Kayıtların başından başlayıp "acupoint-jianzhen_r (857, 487, 867, 497)" içeren satırla biten bölümü, iki ucu da dahil ederek numaralı liste hâlinde yazın. Yalnızca bu satırları verin ve boş satırları atlayın.

Sağlanan Kayıtlar:
━━━━━━
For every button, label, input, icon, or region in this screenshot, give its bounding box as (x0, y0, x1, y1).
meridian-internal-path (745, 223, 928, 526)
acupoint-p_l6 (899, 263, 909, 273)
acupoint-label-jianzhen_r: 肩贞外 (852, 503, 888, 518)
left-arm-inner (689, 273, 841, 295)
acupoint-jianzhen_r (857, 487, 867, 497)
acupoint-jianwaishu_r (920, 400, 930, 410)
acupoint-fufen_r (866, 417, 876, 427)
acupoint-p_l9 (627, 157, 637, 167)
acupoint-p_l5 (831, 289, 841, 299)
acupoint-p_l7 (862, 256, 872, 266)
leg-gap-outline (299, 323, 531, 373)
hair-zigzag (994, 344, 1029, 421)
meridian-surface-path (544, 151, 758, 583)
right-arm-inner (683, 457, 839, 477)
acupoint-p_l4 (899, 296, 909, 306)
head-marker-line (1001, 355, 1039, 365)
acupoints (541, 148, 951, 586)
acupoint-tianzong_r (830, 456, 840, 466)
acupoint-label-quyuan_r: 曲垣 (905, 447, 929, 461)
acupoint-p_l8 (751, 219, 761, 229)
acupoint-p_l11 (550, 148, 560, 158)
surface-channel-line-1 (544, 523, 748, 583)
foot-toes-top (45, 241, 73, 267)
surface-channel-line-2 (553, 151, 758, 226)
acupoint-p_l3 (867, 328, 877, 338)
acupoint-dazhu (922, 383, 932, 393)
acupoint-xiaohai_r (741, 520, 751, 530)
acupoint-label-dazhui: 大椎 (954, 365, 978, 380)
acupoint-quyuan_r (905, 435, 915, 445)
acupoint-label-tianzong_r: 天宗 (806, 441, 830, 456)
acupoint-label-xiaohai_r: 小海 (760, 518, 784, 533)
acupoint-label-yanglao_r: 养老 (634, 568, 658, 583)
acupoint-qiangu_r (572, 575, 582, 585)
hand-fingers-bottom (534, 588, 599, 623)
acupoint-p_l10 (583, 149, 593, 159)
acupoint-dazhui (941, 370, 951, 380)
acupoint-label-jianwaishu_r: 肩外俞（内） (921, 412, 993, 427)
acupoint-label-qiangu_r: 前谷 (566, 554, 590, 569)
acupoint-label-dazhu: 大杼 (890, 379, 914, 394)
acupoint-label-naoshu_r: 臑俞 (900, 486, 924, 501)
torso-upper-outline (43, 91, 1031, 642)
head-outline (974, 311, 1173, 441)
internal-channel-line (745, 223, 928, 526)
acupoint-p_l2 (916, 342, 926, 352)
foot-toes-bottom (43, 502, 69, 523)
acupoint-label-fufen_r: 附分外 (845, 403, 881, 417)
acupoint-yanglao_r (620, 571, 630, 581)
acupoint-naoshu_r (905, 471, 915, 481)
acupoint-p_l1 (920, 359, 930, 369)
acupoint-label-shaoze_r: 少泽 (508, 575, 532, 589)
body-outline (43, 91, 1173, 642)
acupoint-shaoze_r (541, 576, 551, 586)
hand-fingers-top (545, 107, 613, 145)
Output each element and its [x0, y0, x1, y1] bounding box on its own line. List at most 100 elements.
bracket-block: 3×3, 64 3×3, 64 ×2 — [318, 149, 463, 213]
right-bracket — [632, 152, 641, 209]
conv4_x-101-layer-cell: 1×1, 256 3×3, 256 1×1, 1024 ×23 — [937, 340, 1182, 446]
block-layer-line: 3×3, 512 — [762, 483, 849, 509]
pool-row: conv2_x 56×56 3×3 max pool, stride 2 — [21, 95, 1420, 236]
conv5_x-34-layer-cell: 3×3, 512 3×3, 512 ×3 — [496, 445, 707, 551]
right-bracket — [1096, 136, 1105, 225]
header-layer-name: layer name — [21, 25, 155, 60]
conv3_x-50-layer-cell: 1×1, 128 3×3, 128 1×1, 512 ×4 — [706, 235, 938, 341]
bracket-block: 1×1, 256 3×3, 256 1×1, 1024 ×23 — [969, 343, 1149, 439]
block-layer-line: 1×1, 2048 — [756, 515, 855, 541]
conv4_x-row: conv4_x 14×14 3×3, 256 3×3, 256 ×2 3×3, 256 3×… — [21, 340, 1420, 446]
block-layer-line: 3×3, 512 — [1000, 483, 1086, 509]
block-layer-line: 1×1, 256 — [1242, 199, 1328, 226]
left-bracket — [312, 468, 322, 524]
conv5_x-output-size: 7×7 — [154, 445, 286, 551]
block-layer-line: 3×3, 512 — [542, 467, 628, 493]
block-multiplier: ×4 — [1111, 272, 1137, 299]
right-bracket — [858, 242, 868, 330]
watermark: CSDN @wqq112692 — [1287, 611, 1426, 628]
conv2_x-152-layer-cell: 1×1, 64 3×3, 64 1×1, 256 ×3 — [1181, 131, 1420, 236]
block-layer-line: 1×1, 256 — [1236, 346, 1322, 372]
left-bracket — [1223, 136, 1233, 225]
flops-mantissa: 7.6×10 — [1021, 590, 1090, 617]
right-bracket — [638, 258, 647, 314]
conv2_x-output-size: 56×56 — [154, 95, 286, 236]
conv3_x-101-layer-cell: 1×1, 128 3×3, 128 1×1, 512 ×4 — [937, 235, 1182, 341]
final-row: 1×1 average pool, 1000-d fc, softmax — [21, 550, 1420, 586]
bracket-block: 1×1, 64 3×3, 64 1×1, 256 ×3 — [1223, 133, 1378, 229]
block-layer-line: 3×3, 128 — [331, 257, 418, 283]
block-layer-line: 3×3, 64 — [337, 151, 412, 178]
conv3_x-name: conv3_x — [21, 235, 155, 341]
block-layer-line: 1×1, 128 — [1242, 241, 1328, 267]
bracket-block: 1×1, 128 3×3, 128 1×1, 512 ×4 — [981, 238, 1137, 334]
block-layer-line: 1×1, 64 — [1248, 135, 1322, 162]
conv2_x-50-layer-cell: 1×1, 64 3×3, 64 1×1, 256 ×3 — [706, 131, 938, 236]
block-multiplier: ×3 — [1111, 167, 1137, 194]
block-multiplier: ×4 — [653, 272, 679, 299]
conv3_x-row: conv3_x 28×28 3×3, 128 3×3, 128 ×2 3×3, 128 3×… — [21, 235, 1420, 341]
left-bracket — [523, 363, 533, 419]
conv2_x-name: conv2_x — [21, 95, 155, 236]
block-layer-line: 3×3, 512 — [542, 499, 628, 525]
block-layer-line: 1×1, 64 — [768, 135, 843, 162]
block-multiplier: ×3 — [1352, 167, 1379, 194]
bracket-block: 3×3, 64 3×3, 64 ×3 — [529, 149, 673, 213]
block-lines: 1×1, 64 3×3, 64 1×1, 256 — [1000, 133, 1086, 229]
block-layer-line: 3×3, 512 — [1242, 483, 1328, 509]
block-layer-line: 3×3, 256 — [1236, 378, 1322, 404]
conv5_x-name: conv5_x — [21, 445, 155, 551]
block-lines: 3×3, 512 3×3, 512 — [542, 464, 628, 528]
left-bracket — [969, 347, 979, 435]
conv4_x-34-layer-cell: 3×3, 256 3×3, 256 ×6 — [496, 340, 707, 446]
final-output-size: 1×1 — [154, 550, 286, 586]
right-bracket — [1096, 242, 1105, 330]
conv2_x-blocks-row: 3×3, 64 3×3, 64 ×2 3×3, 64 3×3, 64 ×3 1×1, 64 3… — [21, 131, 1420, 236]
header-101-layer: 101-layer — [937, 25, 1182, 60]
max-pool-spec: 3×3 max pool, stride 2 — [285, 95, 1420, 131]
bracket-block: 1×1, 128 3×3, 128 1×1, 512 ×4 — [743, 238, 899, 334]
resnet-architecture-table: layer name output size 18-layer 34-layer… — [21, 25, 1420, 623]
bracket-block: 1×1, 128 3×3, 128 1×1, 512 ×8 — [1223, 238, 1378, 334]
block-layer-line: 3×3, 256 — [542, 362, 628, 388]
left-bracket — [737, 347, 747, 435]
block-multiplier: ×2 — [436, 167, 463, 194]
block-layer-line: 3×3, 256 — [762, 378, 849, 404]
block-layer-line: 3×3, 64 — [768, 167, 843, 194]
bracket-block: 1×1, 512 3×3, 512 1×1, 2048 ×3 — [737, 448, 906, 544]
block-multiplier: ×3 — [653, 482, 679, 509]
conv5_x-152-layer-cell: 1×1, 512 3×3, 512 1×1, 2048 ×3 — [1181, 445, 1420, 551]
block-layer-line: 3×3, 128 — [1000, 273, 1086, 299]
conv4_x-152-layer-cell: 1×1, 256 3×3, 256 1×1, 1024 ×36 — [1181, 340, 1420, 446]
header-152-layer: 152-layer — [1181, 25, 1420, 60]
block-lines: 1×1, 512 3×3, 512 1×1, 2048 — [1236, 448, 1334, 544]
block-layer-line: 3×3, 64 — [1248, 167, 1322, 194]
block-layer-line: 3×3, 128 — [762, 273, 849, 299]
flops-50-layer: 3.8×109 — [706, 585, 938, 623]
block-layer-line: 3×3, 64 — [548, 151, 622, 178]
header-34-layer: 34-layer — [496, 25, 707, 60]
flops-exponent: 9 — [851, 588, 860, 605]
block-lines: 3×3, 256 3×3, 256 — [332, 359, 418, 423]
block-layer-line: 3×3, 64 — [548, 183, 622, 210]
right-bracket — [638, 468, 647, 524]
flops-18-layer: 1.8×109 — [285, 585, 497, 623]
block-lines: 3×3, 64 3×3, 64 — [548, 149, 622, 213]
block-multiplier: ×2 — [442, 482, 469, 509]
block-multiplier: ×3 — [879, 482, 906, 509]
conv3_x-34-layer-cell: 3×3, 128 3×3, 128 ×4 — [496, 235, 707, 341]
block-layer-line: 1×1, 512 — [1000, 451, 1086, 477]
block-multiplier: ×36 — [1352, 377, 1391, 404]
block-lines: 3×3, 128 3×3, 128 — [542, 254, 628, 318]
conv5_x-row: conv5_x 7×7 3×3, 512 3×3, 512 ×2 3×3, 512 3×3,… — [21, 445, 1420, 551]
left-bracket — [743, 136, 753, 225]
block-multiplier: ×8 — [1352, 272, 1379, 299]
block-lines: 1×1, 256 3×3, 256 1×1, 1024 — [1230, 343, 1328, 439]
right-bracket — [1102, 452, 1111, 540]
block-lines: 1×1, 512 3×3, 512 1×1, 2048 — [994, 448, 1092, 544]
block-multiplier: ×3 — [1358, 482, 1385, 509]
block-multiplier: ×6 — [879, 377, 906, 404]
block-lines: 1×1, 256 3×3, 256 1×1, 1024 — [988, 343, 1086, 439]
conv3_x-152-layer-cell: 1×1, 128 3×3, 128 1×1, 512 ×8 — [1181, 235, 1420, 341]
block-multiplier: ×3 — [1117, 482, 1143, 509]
━━━━━━
Yazılı Çözüm:
1. For every button, label, input, icon, or region in this screenshot, give its bounding box as (x0, y0, x1, y1).
2. meridian-internal-path (745, 223, 928, 526)
3. acupoint-p_l6 (899, 263, 909, 273)
4. acupoint-label-jianzhen_r: 肩贞外 (852, 503, 888, 518)
5. left-arm-inner (689, 273, 841, 295)
6. acupoint-jianzhen_r (857, 487, 867, 497)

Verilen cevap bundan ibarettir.